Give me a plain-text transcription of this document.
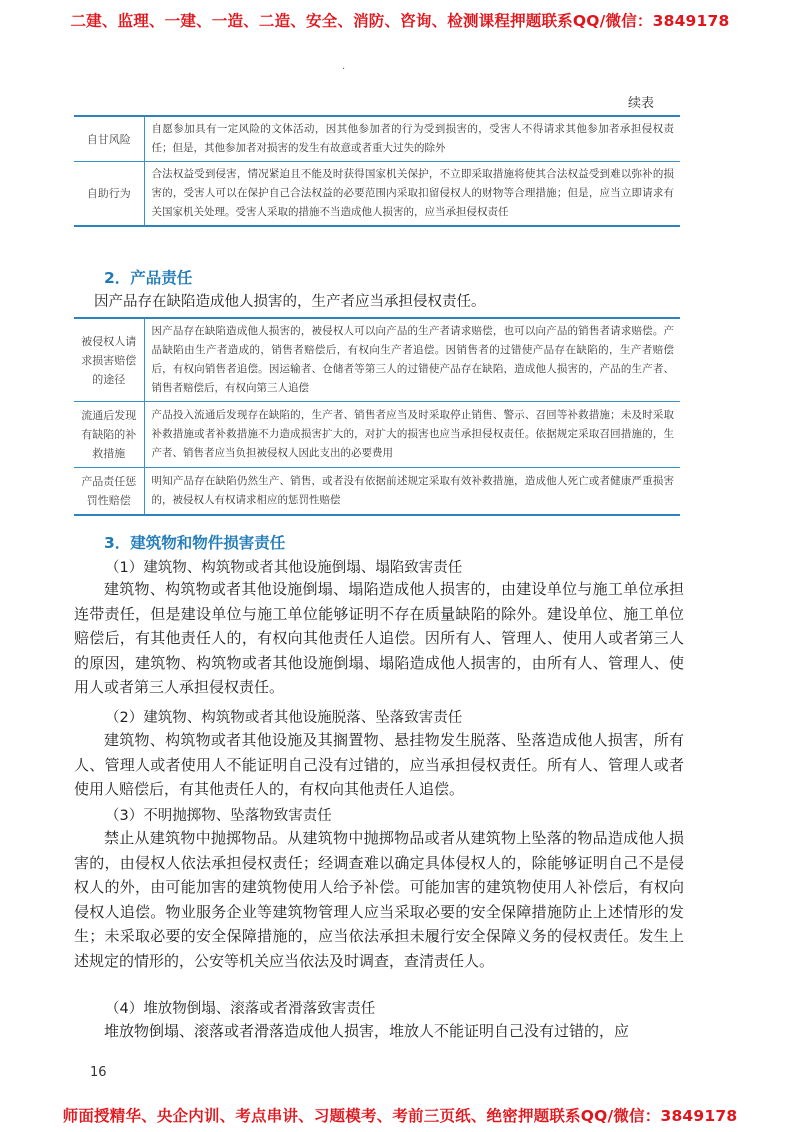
二建、监理、一建、一造、二造、安全、消防、咨询、检测课程押题联系QQ/微信：3849178
·
续表
自甘风险	自愿参加具有一定风险的文体活动，因其他参加者的行为受到损害的，受害人不得请求其他参加者承担侵权责任；但是，其他参加者对损害的发生有故意或者重大过失的除外
自助行为	合法权益受到侵害，情况紧迫且不能及时获得国家机关保护，不立即采取措施将使其合法权益受到难以弥补的损害的，受害人可以在保护自己合法权益的必要范围内采取扣留侵权人的财物等合理措施；但是，应当立即请求有关国家机关处理。受害人采取的措施不当造成他人损害的，应当承担侵权责任
2．产品责任
因产品存在缺陷造成他人损害的，生产者应当承担侵权责任。
被侵权人请求损害赔偿的途径	因产品存在缺陷造成他人损害的，被侵权人可以向产品的生产者请求赔偿，也可以向产品的销售者请求赔偿。产品缺陷由生产者造成的，销售者赔偿后，有权向生产者追偿。因销售者的过错使产品存在缺陷的，生产者赔偿后，有权向销售者追偿。因运输者、仓储者等第三人的过错使产品存在缺陷，造成他人损害的，产品的生产者、销售者赔偿后，有权向第三人追偿
流通后发现有缺陷的补救措施	产品投入流通后发现存在缺陷的，生产者、销售者应当及时采取停止销售、警示、召回等补救措施；未及时采取补救措施或者补救措施不力造成损害扩大的，对扩大的损害也应当承担侵权责任。依据规定采取召回措施的，生产者、销售者应当负担被侵权人因此支出的必要费用
产品责任惩罚性赔偿	明知产品存在缺陷仍然生产、销售，或者没有依据前述规定采取有效补救措施，造成他人死亡或者健康严重损害的，被侵权人有权请求相应的惩罚性赔偿
3．建筑物和物件损害责任
（1）建筑物、构筑物或者其他设施倒塌、塌陷致害责任
建筑物、构筑物或者其他设施倒塌、塌陷造成他人损害的，由建设单位与施工单位承担连带责任，但是建设单位与施工单位能够证明不存在质量缺陷的除外。建设单位、施工单位赔偿后，有其他责任人的，有权向其他责任人追偿。因所有人、管理人、使用人或者第三人的原因，建筑物、构筑物或者其他设施倒塌、塌陷造成他人损害的，由所有人、管理人、使用人或者第三人承担侵权责任。
（2）建筑物、构筑物或者其他设施脱落、坠落致害责任
建筑物、构筑物或者其他设施及其搁置物、悬挂物发生脱落、坠落造成他人损害，所有人、管理人或者使用人不能证明自己没有过错的，应当承担侵权责任。所有人、管理人或者使用人赔偿后，有其他责任人的，有权向其他责任人追偿。
（3）不明抛掷物、坠落物致害责任
禁止从建筑物中抛掷物品。从建筑物中抛掷物品或者从建筑物上坠落的物品造成他人损害的，由侵权人依法承担侵权责任；经调查难以确定具体侵权人的，除能够证明自己不是侵权人的外，由可能加害的建筑物使用人给予补偿。可能加害的建筑物使用人补偿后，有权向侵权人追偿。物业服务企业等建筑物管理人应当采取必要的安全保障措施防止上述情形的发生；未采取必要的安全保障措施的，应当依法承担未履行安全保障义务的侵权责任。发生上述规定的情形的，公安等机关应当依法及时调查，查清责任人。
（4）堆放物倒塌、滚落或者滑落致害责任
堆放物倒塌、滚落或者滑落造成他人损害，堆放人不能证明自己没有过错的，应
16
师面授精华、央企内训、考点串讲、习题模考、考前三页纸、绝密押题联系QQ/微信：3849178
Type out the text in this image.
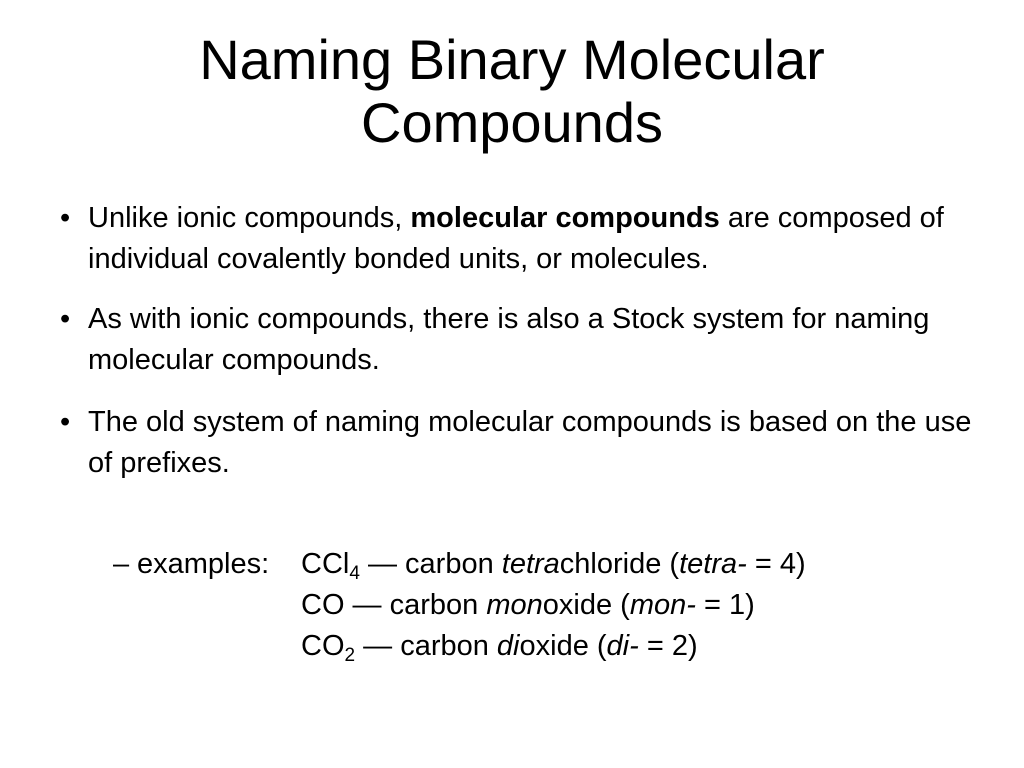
Naming Binary Molecular
Compounds
• Unlike ionic compounds, molecular compounds are composed of individual covalently bonded units, or molecules.
• As with ionic compounds, there is also a Stock system for naming molecular compounds.
• The old system of naming molecular compounds is based on the use of prefixes.
– examples: CCl$_4$ — carbon tetrachloride (tetra- = 4)
CO — carbon monoxide (mon- = 1)
$CO_2$ — carbon dioxide (di- = 2)
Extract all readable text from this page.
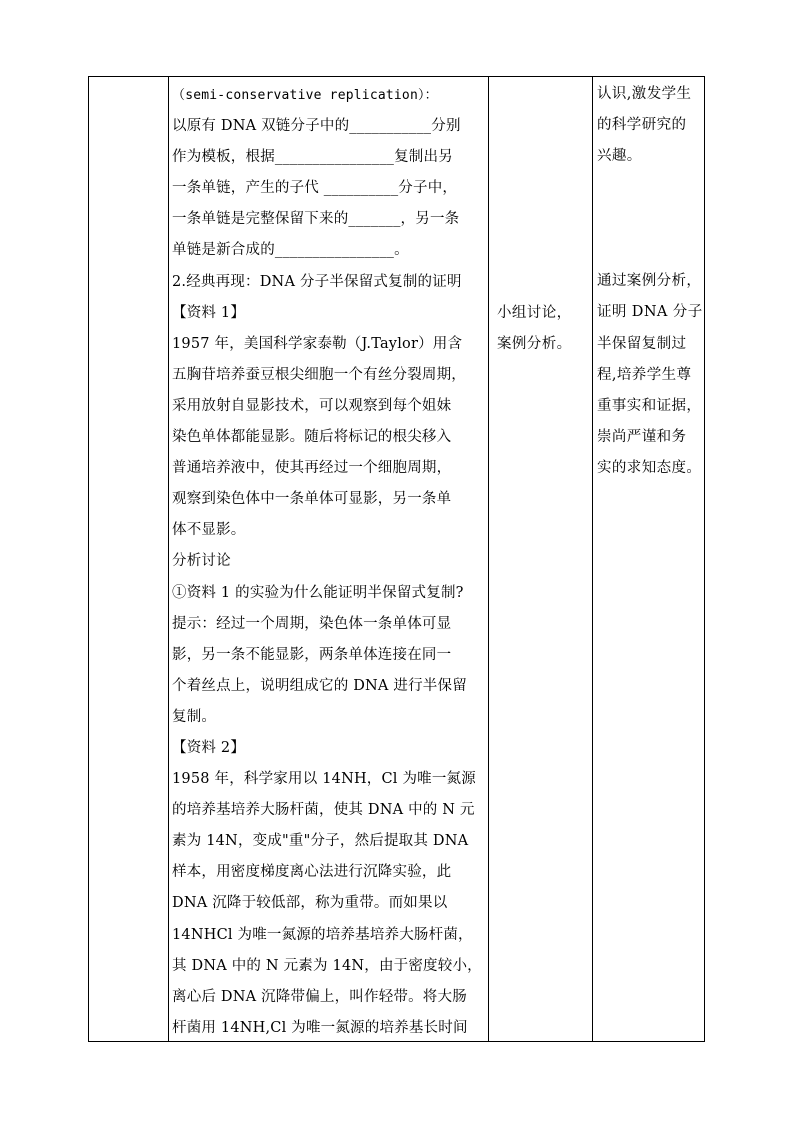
（semi-conservative replication）：
以原有 DNA 双链分子中的___________分别
作为模板，根据________________复制出另
一条单链，产生的子代 __________分子中，
一条单链是完整保留下来的_______，另一条
单链是新合成的________________。
2.经典再现：DNA 分子半保留式复制的证明
【资料 1】
1957 年，美国科学家泰勒（J.Taylor）用含
五胸苷培养蚕豆根尖细胞一个有丝分裂周期，
采用放射自显影技术，可以观察到每个姐妹
染色单体都能显影。随后将标记的根尖移入
普通培养液中，使其再经过一个细胞周期，
观察到染色体中一条单体可显影，另一条单
体不显影。
分析讨论
①资料 1 的实验为什么能证明半保留式复制?
提示：经过一个周期，染色体一条单体可显
影，另一条不能显影，两条单体连接在同一
个着丝点上，说明组成它的 DNA 进行半保留
复制。
【资料 2】
1958 年，科学家用以 14NH，Cl 为唯一氮源
的培养基培养大肠杆菌，使其 DNA 中的 N 元
素为 14N，变成"重"分子，然后提取其 DNA
样本，用密度梯度离心法进行沉降实验，此
DNA 沉降于较低部，称为重带。而如果以
14NHCl 为唯一氮源的培养基培养大肠杆菌，
其 DNA 中的 N 元素为 14N，由于密度较小，
离心后 DNA 沉降带偏上，叫作轻带。将大肠
杆菌用 14NH,Cl 为唯一氮源的培养基长时间
小组讨论，
案例分析。
认识,激发学生
的科学研究的
兴趣。
通过案例分析，
证明 DNA 分子
半保留复制过
程,培养学生尊
重事实和证据，
崇尚严谨和务
实的求知态度。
^^^^
• _Set exercise_
Establish how many lines of the material above hold the word "this". Nothing but the count should be returned.

• _Correct result_
3